::: Data for the task

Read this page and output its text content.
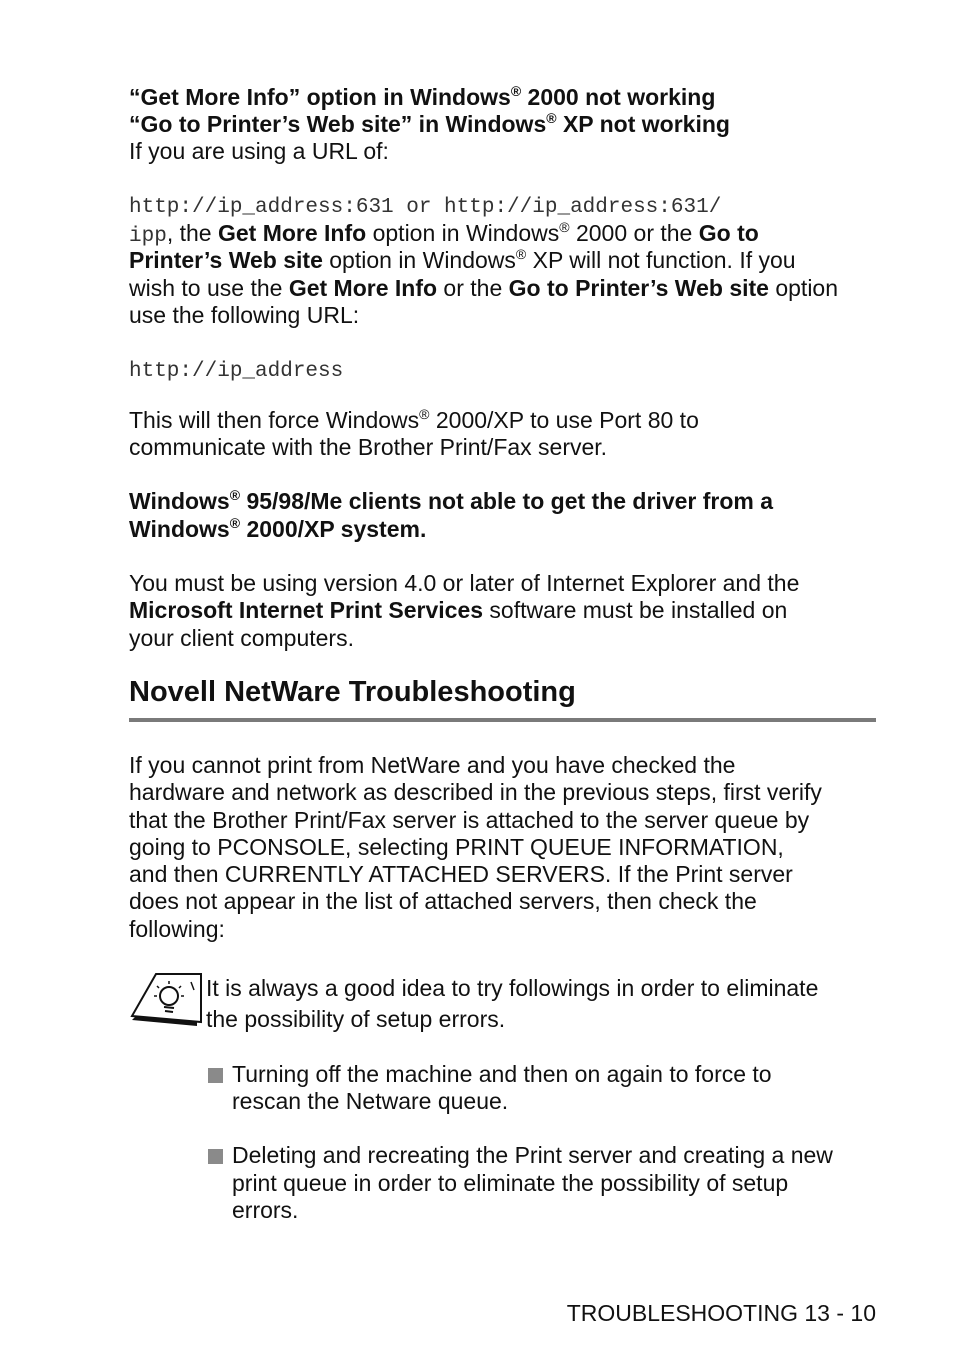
“Get More Info” option in Windows® 2000 not working
“Go to Printer’s Web site” in Windows® XP not working
If you are using a URL of:
http://ip_address:631 or http://ip_address:631/
ipp, the Get More Info option in Windows® 2000 or the Go to
Printer’s Web site option in Windows® XP will not function. If you
wish to use the Get More Info or the Go to Printer’s Web site option
use the following URL:
http://ip_address
This will then force Windows® 2000/XP to use Port 80 to
communicate with the Brother Print/Fax server.
Windows® 95/98/Me clients not able to get the driver from a
Windows® 2000/XP system.
You must be using version 4.0 or later of Internet Explorer and the
Microsoft Internet Print Services software must be installed on
your client computers.
Novell NetWare Troubleshooting
If you cannot print from NetWare and you have checked the
hardware and network as described in the previous steps, first verify
that the Brother Print/Fax server is attached to the server queue by
going to PCONSOLE, selecting PRINT QUEUE INFORMATION,
and then CURRENTLY ATTACHED SERVERS. If the Print server
does not appear in the list of attached servers, then check the
following:
It is always a good idea to try followings in order to eliminate
the possibility of setup errors.
Turning off the machine and then on again to force to
rescan the Netware queue.
Deleting and recreating the Print server and creating a new
print queue in order to eliminate the possibility of setup
errors.
TROUBLESHOOTING 13 - 10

::::::

Requirements: All records above are to be printed exactly, minus the pictures they contain.

Written response:
Read this page and output its text content.
“Get More Info” option in Windows® 2000 not working
“Go to Printer’s Web site” in Windows® XP not working
If you are using a URL of:
http://ip_address:631 or http://ip_address:631/
ipp, the Get More Info option in Windows® 2000 or the Go to
Printer’s Web site option in Windows® XP will not function. If you
wish to use the Get More Info or the Go to Printer’s Web site option
use the following URL:
http://ip_address
This will then force Windows® 2000/XP to use Port 80 to
communicate with the Brother Print/Fax server.
Windows® 95/98/Me clients not able to get the driver from a
Windows® 2000/XP system.
You must be using version 4.0 or later of Internet Explorer and the
Microsoft Internet Print Services software must be installed on
your client computers.
Novell NetWare Troubleshooting
If you cannot print from NetWare and you have checked the
hardware and network as described in the previous steps, first verify
that the Brother Print/Fax server is attached to the server queue by
going to PCONSOLE, selecting PRINT QUEUE INFORMATION,
and then CURRENTLY ATTACHED SERVERS. If the Print server
does not appear in the list of attached servers, then check the
following:
It is always a good idea to try followings in order to eliminate
the possibility of setup errors.
Turning off the machine and then on again to force to
rescan the Netware queue.
Deleting and recreating the Print server and creating a new
print queue in order to eliminate the possibility of setup
errors.
TROUBLESHOOTING 13 - 10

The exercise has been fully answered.